- _Aim of the task_
Retype all the entries word for word, but omit the pictures.

- _Excerpted records_
/---
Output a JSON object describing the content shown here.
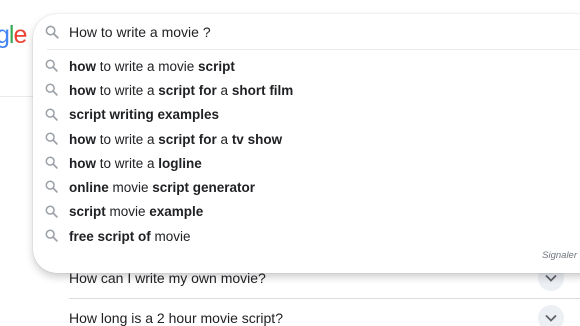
{
  "logo": {
    "visible_text": "gle",
    "colors": [
      "#4285f4",
      "#34a853",
      "#ea4335"
    ]
  },
  "search": {
    "value": "How to write a movie ?",
    "icon": "search-icon"
  },
  "suggestions": [
    {
      "parts": [
        {
          "t": "how",
          "b": true
        },
        {
          "t": " to write a movie ",
          "b": false
        },
        {
          "t": "script",
          "b": true
        }
      ]
    },
    {
      "parts": [
        {
          "t": "how",
          "b": true
        },
        {
          "t": " to write a ",
          "b": false
        },
        {
          "t": "script for",
          "b": true
        },
        {
          "t": " a ",
          "b": false
        },
        {
          "t": "short film",
          "b": true
        }
      ]
    },
    {
      "parts": [
        {
          "t": "script writing examples",
          "b": true
        }
      ]
    },
    {
      "parts": [
        {
          "t": "how",
          "b": true
        },
        {
          "t": " to write a ",
          "b": false
        },
        {
          "t": "script for",
          "b": true
        },
        {
          "t": " a ",
          "b": false
        },
        {
          "t": "tv show",
          "b": true
        }
      ]
    },
    {
      "parts": [
        {
          "t": "how",
          "b": true
        },
        {
          "t": " to write a ",
          "b": false
        },
        {
          "t": "logline",
          "b": true
        }
      ]
    },
    {
      "parts": [
        {
          "t": "online",
          "b": true
        },
        {
          "t": " movie ",
          "b": false
        },
        {
          "t": "script generator",
          "b": true
        }
      ]
    },
    {
      "parts": [
        {
          "t": "script",
          "b": true
        },
        {
          "t": " movie ",
          "b": false
        },
        {
          "t": "example",
          "b": true
        }
      ]
    },
    {
      "parts": [
        {
          "t": "free script of",
          "b": true
        },
        {
          "t": " movie",
          "b": false
        }
      ]
    }
  ],
  "report_label": "Signaler",
  "related_questions": [
    {
      "text": "How can I write my own movie?"
    },
    {
      "text": "How long is a 2 hour movie script?"
    }
  ]
}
\---
- _Exercise output_
Output a JSON object describing the content shown here.
{
  "logo": {
    "visible_text": "gle",
    "colors": [
      "#4285f4",
      "#34a853",
      "#ea4335"
    ]
  },
  "search": {
    "value": "How to write a movie ?",
    "icon": "search-icon"
  },
  "suggestions": [
    {
      "parts": [
        {
          "t": "how",
          "b": true
        },
        {
          "t": " to write a movie ",
          "b": false
        },
        {
          "t": "script",
          "b": true
        }
      ]
    },
    {
      "parts": [
        {
          "t": "how",
          "b": true
        },
        {
          "t": " to write a ",
          "b": false
        },
        {
          "t": "script for",
          "b": true
        },
        {
          "t": " a ",
          "b": false
        },
        {
          "t": "short film",
          "b": true
        }
      ]
    },
    {
      "parts": [
        {
          "t": "script writing examples",
          "b": true
        }
      ]
    },
    {
      "parts": [
        {
          "t": "how",
          "b": true
        },
        {
          "t": " to write a ",
          "b": false
        },
        {
          "t": "script for",
          "b": true
        },
        {
          "t": " a ",
          "b": false
        },
        {
          "t": "tv show",
          "b": true
        }
      ]
    },
    {
      "parts": [
        {
          "t": "how",
          "b": true
        },
        {
          "t": " to write a ",
          "b": false
        },
        {
          "t": "logline",
          "b": true
        }
      ]
    },
    {
      "parts": [
        {
          "t": "online",
          "b": true
        },
        {
          "t": " movie ",
          "b": false
        },
        {
          "t": "script generator",
          "b": true
        }
      ]
    },
    {
      "parts": [
        {
          "t": "script",
          "b": true
        },
        {
          "t": " movie ",
          "b": false
        },
        {
          "t": "example",
          "b": true
        }
      ]
    },
    {
      "parts": [
        {
          "t": "free script of",
          "b": true
        },
        {
          "t": " movie",
          "b": false
        }
      ]
    }
  ],
  "report_label": "Signaler",
  "related_questions": [
    {
      "text": "How can I write my own movie?"
    },
    {
      "text": "How long is a 2 hour movie script?"
    }
  ]
}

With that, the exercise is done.